** Start Material for this task **
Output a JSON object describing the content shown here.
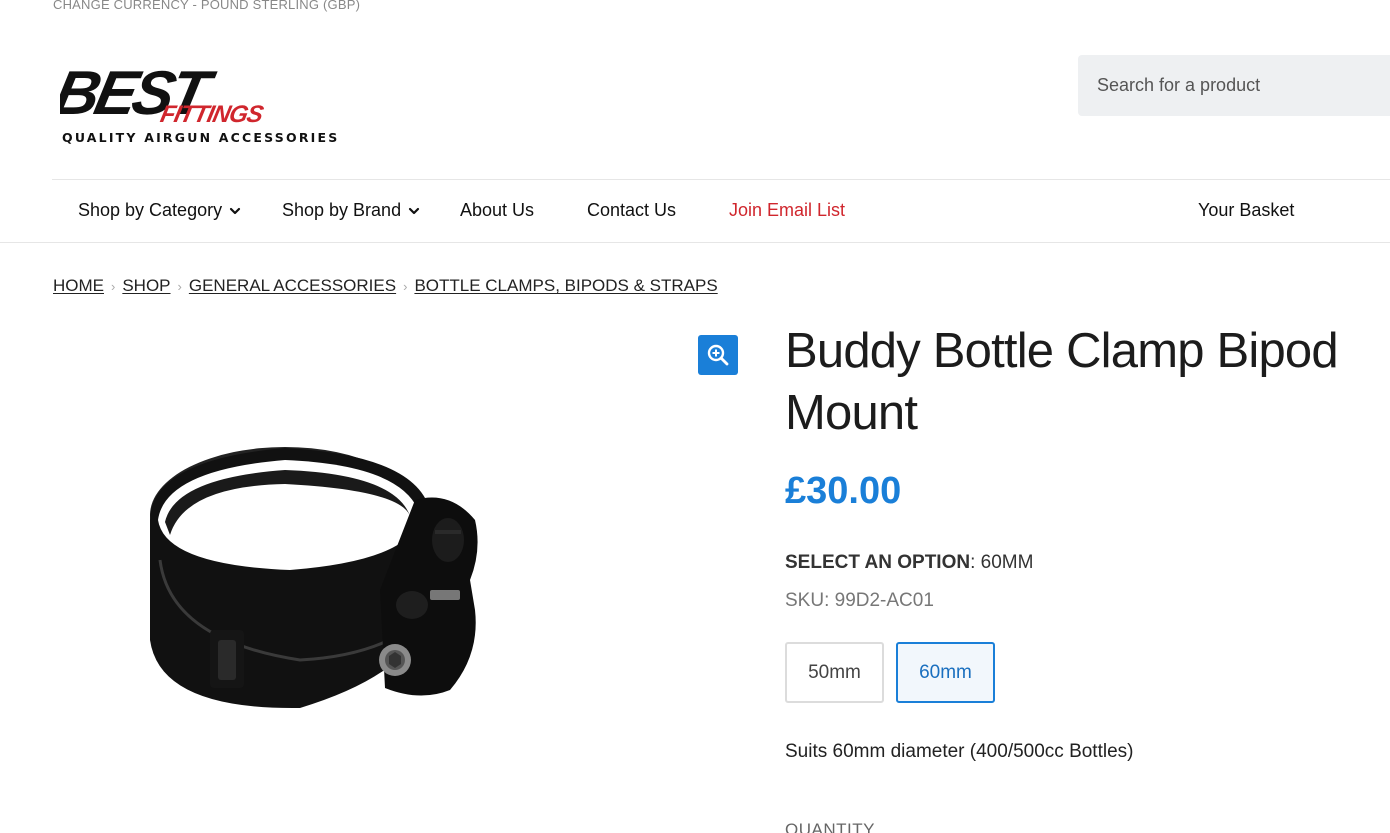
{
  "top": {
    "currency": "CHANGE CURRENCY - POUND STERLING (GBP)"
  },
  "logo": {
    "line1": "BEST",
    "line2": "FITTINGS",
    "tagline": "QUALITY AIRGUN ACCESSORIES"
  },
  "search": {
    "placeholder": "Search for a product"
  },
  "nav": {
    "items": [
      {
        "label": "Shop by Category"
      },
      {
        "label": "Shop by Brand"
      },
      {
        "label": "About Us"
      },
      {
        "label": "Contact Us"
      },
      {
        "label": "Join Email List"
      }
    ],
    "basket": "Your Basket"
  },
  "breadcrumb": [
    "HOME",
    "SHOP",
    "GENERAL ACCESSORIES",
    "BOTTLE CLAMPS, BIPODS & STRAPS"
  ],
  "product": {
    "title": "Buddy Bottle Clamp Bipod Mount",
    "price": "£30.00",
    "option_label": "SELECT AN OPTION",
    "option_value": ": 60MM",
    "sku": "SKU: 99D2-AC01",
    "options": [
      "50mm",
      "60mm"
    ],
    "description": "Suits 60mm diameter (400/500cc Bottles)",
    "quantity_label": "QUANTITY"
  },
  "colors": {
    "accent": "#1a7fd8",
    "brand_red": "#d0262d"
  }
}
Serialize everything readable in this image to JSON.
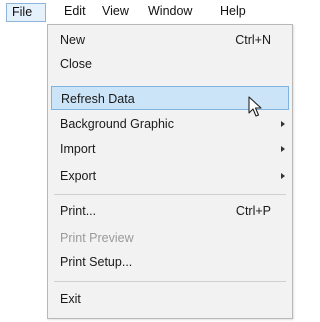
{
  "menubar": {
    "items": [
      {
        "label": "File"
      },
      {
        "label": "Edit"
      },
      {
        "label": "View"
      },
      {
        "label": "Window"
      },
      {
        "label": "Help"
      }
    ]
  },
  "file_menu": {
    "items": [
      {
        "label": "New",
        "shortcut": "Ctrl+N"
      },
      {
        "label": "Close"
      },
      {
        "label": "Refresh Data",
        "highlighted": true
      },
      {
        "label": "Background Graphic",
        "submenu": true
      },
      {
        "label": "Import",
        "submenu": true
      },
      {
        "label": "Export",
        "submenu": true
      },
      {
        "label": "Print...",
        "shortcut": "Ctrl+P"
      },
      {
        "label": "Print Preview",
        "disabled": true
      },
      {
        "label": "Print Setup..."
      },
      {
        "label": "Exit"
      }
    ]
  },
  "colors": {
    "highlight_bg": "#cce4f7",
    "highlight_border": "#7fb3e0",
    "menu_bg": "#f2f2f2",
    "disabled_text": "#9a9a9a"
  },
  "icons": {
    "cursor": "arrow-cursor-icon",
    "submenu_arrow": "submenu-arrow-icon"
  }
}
** End Material for this task **
** Start Material for this task **
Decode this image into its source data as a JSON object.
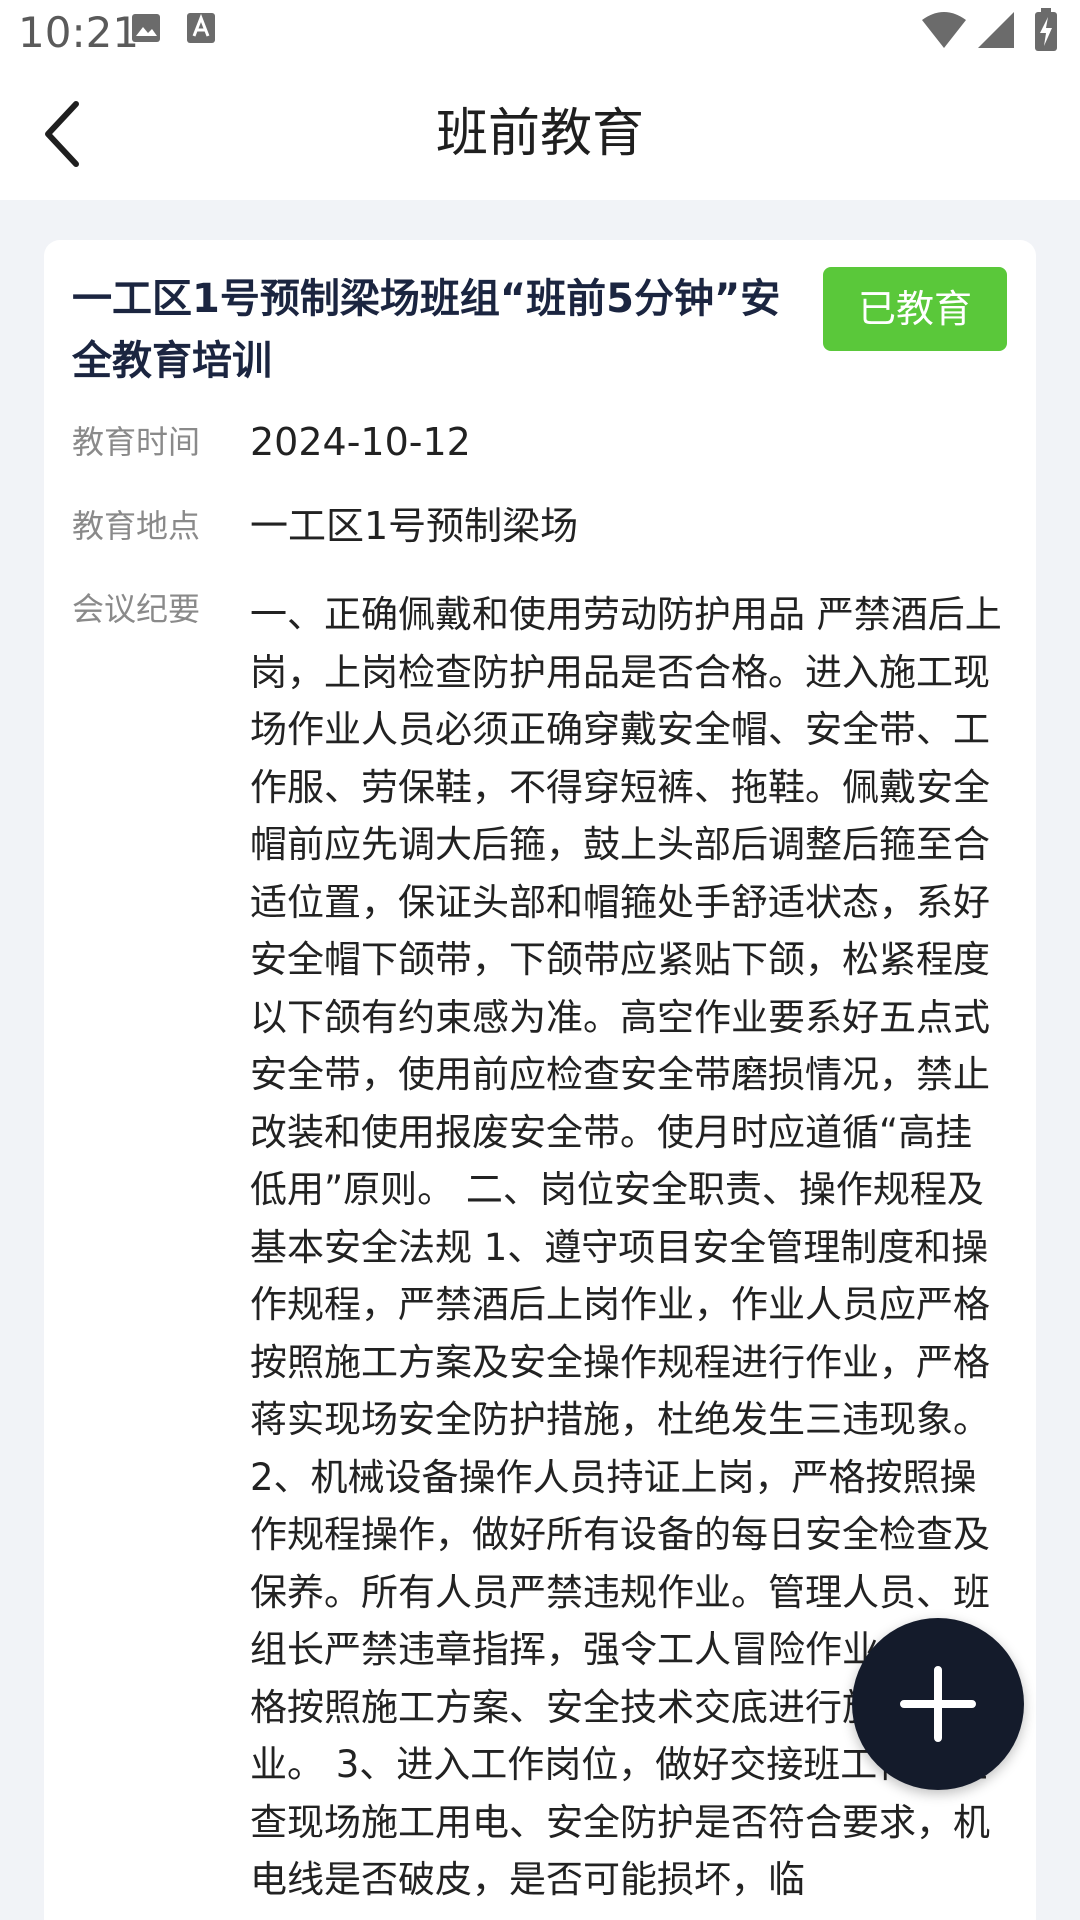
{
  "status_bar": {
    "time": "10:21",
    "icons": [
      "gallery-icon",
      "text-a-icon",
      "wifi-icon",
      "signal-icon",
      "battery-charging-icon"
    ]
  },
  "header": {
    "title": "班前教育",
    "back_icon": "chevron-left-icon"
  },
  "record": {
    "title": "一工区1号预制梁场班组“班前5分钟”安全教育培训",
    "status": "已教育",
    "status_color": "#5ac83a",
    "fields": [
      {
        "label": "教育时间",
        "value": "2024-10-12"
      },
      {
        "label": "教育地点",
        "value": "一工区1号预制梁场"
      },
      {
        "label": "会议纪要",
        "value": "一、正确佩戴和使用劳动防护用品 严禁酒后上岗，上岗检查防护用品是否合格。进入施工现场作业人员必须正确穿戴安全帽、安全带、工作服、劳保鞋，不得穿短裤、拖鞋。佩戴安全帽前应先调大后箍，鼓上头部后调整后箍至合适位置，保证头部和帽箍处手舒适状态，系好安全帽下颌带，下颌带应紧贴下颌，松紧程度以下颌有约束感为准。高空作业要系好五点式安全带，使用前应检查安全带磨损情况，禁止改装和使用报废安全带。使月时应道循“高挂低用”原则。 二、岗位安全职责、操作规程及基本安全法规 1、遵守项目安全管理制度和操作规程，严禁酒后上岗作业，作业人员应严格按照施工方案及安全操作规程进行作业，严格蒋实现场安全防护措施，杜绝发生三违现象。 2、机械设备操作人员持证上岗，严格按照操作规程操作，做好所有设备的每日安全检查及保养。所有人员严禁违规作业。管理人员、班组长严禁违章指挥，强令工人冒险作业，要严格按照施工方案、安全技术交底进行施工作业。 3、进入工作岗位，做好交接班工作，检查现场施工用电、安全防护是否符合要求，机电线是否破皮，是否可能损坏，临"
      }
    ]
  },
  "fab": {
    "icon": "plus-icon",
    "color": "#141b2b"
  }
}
** End Material for this task **
- Task description
In the records above, locate the lines holding the word "arrow". Copy each of them.

- Finished exercise
    "cursor": "arrow-cursor-icon",
    "submenu_arrow": "submenu-arrow-icon"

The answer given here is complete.